* [Excerpted passage]
════

Tami: So some of this starts with your new budget rollout that comes out, that shows growth potential in how your company is planning to grow over the next five years, whether it be adding new clients or m and a activity. So everybody goes back to their huddles and look at, we look at our processes, our people and our technology to see do we have, can we scale this any further or do we need to add on or do something new? I would say that really is the first thing that starts the questions along the way if something is working or not. And as far as coming up with new technology, I would say you would examine that in the sense you don’t want your expenses to far exceed your growth potential. So you want to keep your margins pretty thin. So that would be in the consideration.

So in those initial examinations of looking at your five-year growth plan, you begin to look at your technology. You’ve heard from it, it’s limping along, or you’ve heard from the vendor that we’re no longer going to support that technology, we’re closing it off. And so now you’re pushed into a situation, you have to make some decisions. So you start with the first exercise you start with is with a client or a cost benefits analysis or review, and I’m sure you’ve heard that you would start off with looking at your current system, what would happen if we never changed anything, kept everything together. What is the cost? What is the benefits, what are the risks? Then you look at another second scenario of what if we kept the legacy system didn’t change anything, but we added on, we did some improvements. Can we, does it say it’s possible?

Is the technology there? There’s a lot of questions that it gets involved in. And then you ask the same questions all over, what are the costs? What are the benefits? What are the risks? And will we continue to be able to grow at the rate that we’re going to grow? Then you bring in one or two vendors, you do a review of a few vendors and choose one or two to compare and do cost benefits reviews against your legacy system, your legacy system with improvements, and then your two vendors and always in the backdrop of all of that is what is our growth potential? What are we planning? They’ll say we’re going to grow 5% a year, what does that mean and how are we going to grow? Because m and a would bring in a different type of scenario versus just adding more clients. And then you also have usually working under a tight budget when you’re a corporate company, you have to stick to a budget. So you lay that all out and you look at that and make decisions from there. Some of the things I wrote down, some things that you would want to look at, first of all, you would look at the 80 20 rule. So you want to make sure that anything that you’re looking at can at least do 80% of the functions that you’re hoping for,

And you look across the piece for that 80% to be there even in anybody new 80. Then you take a deeper dive into your 20%. What is the 20%? Is it the same 20% that legacy system can do or is it a different 20%?

════

* [Record set]
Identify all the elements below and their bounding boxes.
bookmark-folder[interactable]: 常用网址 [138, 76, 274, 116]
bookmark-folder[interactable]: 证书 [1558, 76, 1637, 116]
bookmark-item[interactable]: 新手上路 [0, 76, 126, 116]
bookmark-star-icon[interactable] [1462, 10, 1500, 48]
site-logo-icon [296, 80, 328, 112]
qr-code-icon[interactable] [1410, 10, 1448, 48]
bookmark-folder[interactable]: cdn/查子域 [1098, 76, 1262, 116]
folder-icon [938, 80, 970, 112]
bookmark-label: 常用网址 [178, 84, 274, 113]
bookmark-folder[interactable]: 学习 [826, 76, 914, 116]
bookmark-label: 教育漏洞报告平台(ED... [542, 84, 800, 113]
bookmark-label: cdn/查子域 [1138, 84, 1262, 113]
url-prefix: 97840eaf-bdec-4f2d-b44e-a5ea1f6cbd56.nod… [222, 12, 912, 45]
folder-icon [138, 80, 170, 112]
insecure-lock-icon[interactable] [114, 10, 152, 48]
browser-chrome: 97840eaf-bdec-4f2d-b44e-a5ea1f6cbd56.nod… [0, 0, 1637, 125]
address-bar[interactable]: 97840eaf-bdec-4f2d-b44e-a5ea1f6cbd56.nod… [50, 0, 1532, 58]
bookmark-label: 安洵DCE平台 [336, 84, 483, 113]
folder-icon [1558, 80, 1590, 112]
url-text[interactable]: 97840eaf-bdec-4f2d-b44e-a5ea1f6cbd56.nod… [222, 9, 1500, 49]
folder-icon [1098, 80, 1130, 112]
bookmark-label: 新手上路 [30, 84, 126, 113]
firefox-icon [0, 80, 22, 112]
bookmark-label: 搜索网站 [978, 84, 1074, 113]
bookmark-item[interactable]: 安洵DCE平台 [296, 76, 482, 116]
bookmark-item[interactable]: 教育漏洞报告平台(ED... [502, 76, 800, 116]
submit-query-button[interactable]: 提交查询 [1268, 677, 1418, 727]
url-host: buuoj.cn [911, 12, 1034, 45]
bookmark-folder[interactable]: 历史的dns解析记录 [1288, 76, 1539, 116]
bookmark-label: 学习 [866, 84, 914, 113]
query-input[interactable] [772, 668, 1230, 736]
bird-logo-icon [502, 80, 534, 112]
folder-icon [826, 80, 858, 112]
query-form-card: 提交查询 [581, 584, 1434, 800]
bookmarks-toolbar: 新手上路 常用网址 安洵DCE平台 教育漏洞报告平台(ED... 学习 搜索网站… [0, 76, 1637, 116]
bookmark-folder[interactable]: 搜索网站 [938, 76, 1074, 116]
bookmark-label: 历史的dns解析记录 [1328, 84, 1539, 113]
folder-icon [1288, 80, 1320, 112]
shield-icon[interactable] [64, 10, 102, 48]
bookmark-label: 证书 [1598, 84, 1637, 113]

════

* [Your goal] Under the 80 20 rule in the passage on weighing technology against growth plans, what share of the desired functions should any option be able to perform?

* [The result] At least 80% of the functions being hoped for.